Items from a data source
______________________________

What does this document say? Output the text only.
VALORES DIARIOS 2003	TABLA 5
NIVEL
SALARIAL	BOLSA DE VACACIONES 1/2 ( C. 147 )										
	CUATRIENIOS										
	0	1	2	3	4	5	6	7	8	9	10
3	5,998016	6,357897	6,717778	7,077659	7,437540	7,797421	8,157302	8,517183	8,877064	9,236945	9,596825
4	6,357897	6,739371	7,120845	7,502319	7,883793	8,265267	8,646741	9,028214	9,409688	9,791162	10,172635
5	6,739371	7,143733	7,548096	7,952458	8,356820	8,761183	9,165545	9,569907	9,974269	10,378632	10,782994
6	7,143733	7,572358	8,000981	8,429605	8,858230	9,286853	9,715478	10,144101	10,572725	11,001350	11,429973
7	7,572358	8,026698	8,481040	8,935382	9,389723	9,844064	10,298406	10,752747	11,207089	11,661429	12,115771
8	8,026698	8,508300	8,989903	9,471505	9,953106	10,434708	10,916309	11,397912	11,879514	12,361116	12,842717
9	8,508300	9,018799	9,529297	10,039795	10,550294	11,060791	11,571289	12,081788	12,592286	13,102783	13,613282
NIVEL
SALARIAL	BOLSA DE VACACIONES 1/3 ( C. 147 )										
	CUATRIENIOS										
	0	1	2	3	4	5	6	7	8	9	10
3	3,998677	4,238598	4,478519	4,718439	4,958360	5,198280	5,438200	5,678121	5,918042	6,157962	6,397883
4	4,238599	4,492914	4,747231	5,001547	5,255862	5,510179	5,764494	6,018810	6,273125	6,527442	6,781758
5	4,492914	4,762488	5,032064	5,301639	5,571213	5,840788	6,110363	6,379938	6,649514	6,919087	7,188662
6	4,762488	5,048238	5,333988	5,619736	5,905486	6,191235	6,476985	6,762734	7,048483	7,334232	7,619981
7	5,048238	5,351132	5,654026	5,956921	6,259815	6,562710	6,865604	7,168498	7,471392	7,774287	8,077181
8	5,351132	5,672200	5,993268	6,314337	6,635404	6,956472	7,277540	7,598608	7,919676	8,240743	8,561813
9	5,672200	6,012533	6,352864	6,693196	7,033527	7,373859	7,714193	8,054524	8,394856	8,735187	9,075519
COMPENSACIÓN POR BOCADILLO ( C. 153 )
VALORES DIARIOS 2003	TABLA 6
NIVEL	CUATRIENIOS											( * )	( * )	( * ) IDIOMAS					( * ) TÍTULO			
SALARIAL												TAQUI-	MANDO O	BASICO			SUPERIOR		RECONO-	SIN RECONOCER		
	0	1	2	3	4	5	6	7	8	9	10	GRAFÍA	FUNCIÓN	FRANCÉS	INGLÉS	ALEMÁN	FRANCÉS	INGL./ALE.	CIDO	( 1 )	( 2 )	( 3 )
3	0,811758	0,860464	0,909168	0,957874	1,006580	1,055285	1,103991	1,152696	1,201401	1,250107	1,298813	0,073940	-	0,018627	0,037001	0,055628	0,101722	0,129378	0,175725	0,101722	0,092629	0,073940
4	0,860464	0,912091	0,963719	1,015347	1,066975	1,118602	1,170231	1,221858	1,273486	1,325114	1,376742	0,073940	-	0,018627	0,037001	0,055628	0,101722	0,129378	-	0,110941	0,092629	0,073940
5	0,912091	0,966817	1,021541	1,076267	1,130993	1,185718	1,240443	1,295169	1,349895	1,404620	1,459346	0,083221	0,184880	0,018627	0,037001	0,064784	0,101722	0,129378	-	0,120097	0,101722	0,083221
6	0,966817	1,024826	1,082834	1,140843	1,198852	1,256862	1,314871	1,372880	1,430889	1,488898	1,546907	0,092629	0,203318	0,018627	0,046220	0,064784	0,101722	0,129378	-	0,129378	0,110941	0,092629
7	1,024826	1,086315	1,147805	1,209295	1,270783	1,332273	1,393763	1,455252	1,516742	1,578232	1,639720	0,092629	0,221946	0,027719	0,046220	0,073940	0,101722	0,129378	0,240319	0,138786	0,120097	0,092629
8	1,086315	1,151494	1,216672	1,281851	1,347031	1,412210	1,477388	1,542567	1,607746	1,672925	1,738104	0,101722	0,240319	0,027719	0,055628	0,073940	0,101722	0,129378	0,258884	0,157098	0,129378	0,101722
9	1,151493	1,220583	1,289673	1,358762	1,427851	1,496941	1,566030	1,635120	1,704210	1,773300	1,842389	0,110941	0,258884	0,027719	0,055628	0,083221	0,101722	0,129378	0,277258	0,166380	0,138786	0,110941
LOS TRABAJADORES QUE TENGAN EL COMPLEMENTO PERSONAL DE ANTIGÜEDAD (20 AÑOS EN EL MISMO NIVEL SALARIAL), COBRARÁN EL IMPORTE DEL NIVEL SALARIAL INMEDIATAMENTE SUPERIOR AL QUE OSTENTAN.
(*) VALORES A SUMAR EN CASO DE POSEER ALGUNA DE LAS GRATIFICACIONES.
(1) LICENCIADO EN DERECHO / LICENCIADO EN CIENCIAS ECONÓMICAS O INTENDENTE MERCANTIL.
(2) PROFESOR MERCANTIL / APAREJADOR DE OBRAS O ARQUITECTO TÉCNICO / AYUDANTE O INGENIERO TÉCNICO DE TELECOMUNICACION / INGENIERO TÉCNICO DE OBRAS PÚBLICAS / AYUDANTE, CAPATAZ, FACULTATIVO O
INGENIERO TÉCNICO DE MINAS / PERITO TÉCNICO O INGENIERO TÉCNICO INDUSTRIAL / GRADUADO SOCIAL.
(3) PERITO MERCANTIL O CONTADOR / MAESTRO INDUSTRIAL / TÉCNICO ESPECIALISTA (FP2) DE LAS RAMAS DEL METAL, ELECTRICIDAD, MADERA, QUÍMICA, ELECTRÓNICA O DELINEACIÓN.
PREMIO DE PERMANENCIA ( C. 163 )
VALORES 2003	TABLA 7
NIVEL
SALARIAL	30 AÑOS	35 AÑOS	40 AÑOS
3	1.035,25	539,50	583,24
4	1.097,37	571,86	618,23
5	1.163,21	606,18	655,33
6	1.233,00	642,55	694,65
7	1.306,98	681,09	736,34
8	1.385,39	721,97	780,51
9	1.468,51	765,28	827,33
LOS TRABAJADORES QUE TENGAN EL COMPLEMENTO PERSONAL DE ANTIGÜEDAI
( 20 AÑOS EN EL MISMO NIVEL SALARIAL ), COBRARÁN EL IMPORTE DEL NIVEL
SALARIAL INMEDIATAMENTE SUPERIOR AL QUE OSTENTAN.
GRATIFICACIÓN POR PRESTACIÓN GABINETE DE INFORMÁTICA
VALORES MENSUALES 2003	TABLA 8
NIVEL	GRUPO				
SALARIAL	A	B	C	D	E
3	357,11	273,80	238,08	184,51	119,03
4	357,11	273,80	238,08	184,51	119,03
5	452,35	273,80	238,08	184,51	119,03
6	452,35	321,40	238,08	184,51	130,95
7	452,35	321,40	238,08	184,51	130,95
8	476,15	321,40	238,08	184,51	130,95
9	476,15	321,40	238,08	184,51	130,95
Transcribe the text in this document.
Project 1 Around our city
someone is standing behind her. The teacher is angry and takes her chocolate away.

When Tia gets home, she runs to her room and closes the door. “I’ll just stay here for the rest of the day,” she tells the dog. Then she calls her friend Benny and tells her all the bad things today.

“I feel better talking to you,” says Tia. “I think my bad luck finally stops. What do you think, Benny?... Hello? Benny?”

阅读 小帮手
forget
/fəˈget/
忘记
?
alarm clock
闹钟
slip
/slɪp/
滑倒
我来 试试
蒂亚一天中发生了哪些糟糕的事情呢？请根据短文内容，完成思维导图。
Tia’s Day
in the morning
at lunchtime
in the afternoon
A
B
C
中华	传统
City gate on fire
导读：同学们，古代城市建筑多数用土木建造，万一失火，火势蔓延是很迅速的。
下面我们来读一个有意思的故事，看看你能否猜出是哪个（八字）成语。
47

______________________________

**Required task**
Retype exactly the lines from the one containing "Transcribe the text in this document." through the last line of the records above, including both.

**Solution to the exercise**
Transcribe the text in this document.
Project 1 Around our city
someone is standing behind her. The teacher is angry and takes her chocolate away.

When Tia gets home, she runs to her room and closes the door. “I’ll just stay here for the rest of the day,” she tells the dog. Then she calls her friend Benny and tells her all the bad things today.

“I feel better talking to you,” says Tia. “I think my bad luck finally stops. What do you think, Benny?... Hello? Benny?”

阅读 小帮手
forget
/fəˈget/
忘记
?
alarm clock
闹钟
slip
/slɪp/
滑倒
我来 试试
蒂亚一天中发生了哪些糟糕的事情呢？请根据短文内容，完成思维导图。
Tia’s Day
in the morning
at lunchtime
in the afternoon
A
B
C
中华	传统
City gate on fire
导读：同学们，古代城市建筑多数用土木建造，万一失火，火势蔓延是很迅速的。
下面我们来读一个有意思的故事，看看你能否猜出是哪个（八字）成语。
47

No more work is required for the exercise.